DIRECTIONS - Each line that holds the word "주주명부의" counts once; report the total and nothing else.

MATERIAL SHOWN -
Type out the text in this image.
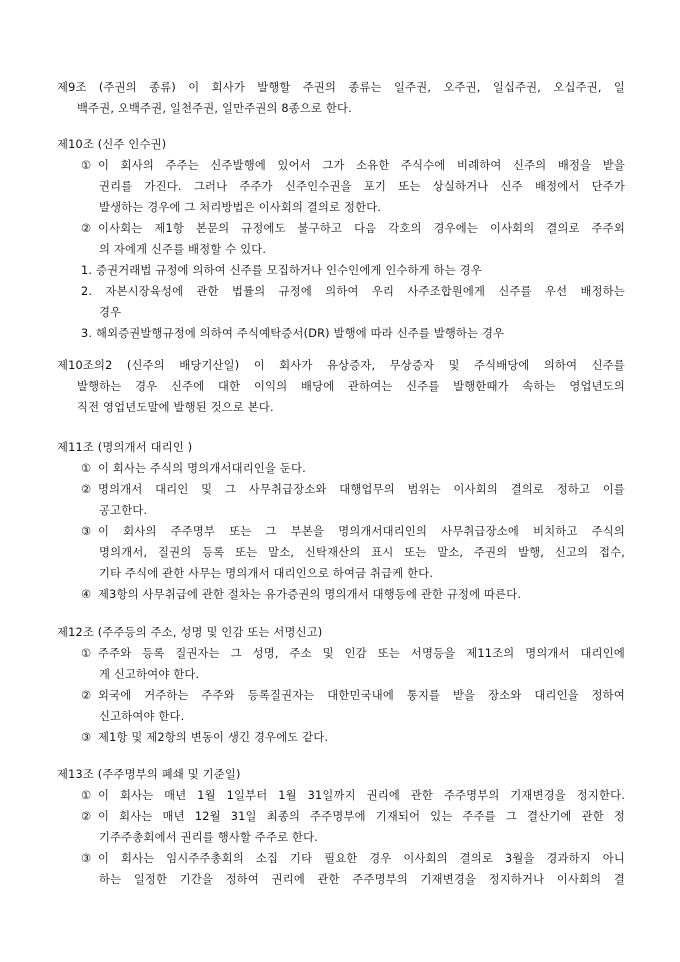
제9조 (주권의 종류) 이 회사가 발행할 주권의 종류는 일주권, 오주권, 일십주권, 오십주권, 일
백주권, 오백주권, 일천주권, 일만주권의 8종으로 한다.
제10조 (신주 인수권)
① 이 회사의 주주는 신주발행에 있어서 그가 소유한 주식수에 비례하여 신주의 배정을 받을
권리를 가진다. 그러나 주주가 신주인수권을 포기 또는 상실하거나 신주 배정에서 단주가
발생하는 경우에 그 처리방법은 이사회의 결의로 정한다.
② 이사회는 제1항 본문의 규정에도 불구하고 다음 각호의 경우에는 이사회의 결의로 주주외
의 자에게 신주를 배정할 수 있다.
1. 증권거래법 규정에 의하여 신주를 모집하거나 인수인에게 인수하게 하는 경우
2. 자본시장육성에 관한 법률의 규정에 의하여 우리 사주조합원에게 신주를 우선 배정하는
경우
3. 해외증권발행규정에 의하여 주식예탁증서(DR) 발행에 따라 신주를 발행하는 경우
제10조의2 (신주의 배당기산일) 이 회사가 유상증자, 무상증자 및 주식배당에 의하여 신주를
발행하는 경우 신주에 대한 이익의 배당에 관하여는 신주를 발행한때가 속하는 영업년도의
직전 영업년도말에 발행된 것으로 본다.
제11조 (명의개서 대리인 )
① 이 회사는 주식의 명의개서대리인을 둔다.
② 명의개서 대리인 및 그 사무취급장소와 대행업무의 범위는 이사회의 결의로 정하고 이를
공고한다.
③ 이 회사의 주주명부 또는 그 부본을 명의개서대리인의 사무취급장소에 비치하고 주식의
명의개서, 질권의 등록 또는 말소, 신탁재산의 표시 또는 말소, 주권의 발행, 신고의 접수,
기타 주식에 관한 사무는 명의개서 대리인으로 하여금 취급케 한다.
④ 제3항의 사무취급에 관한 절차는 유가증권의 명의개서 대행등에 관한 규정에 따른다.
제12조 (주주등의 주소, 성명 및 인감 또는 서명신고)
① 주주와 등록 질권자는 그 성명, 주소 및 인감 또는 서명등을 제11조의 명의개서 대리인에
게 신고하여야 한다.
② 외국에 거주하는 주주와 등록질권자는 대한민국내에 통지를 받을 장소와 대리인을 정하여
신고하여야 한다.
③ 제1항 및 제2항의 변동이 생긴 경우에도 같다.
제13조 (주주명부의 폐쇄 및 기준일)
① 이 회사는 매년 1월 1일부터 1월 31일까지 권리에 관한 주주명부의 기재변경을 정지한다.
② 이 회사는 매년 12월 31일 최종의 주주명부에 기재되어 있는 주주를 그 결산기에 관한 정
기주주총회에서 권리를 행사할 주주로 한다.
③ 이 회사는 임시주주총회의 소집 기타 필요한 경우 이사회의 결의로 3월을 경과하지 아니
하는 일정한 기간을 정하여 권리에 관한 주주명부의 기재변경을 정지하거나 이사회의 결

ANSWER BELOW - 3